Scan the data below and report how many lines include the word "billion". Nothing else is wanted.

>>>

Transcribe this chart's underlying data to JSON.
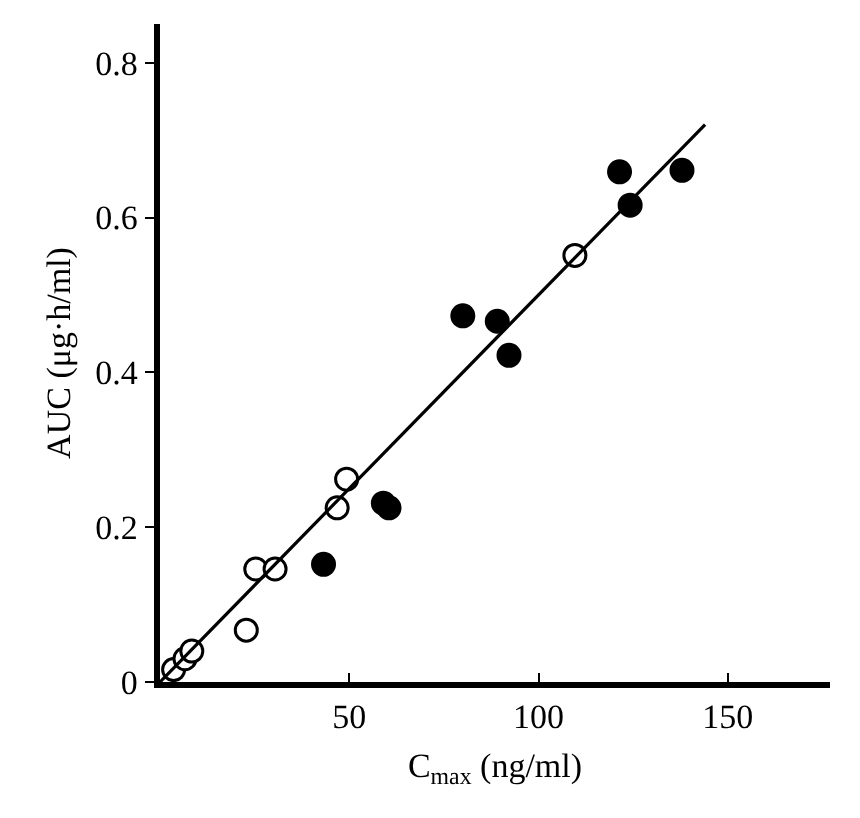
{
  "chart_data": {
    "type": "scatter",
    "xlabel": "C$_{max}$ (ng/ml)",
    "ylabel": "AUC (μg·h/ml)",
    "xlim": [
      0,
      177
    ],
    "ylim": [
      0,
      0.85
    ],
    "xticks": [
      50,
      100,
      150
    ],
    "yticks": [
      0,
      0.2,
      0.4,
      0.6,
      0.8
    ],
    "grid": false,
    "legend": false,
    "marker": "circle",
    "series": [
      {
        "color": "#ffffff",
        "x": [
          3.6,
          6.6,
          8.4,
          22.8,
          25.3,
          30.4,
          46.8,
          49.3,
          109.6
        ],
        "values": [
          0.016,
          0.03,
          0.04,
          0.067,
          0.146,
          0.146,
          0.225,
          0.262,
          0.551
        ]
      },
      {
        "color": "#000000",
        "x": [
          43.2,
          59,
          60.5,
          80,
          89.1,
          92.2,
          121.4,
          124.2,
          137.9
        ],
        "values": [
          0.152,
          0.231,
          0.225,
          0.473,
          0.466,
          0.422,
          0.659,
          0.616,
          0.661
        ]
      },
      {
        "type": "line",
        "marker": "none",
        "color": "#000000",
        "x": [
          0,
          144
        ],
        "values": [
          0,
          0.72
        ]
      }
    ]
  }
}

<<<
>>>

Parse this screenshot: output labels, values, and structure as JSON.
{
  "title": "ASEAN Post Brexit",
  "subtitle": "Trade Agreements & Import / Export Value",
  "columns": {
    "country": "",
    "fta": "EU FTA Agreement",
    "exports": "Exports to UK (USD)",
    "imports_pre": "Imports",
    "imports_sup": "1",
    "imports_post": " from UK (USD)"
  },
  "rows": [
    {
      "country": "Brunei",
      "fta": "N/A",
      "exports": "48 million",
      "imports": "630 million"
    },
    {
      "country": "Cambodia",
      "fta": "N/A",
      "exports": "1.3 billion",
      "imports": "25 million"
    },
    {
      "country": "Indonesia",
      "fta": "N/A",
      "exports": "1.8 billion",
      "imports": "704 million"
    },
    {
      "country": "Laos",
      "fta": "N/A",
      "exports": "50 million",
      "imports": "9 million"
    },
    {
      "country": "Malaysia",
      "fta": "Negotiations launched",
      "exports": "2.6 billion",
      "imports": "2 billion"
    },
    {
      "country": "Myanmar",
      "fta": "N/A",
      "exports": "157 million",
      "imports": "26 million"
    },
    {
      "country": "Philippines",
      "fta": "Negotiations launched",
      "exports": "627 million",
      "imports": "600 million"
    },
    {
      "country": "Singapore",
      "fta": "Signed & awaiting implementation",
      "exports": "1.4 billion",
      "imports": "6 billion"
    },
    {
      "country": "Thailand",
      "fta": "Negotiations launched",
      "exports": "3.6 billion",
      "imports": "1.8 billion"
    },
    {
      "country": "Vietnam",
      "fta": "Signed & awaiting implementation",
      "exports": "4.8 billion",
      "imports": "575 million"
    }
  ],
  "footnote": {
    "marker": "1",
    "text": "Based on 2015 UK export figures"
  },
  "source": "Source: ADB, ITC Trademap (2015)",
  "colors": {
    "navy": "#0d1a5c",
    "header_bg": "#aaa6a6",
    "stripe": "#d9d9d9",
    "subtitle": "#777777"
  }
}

<<<

• Solution for this task: 9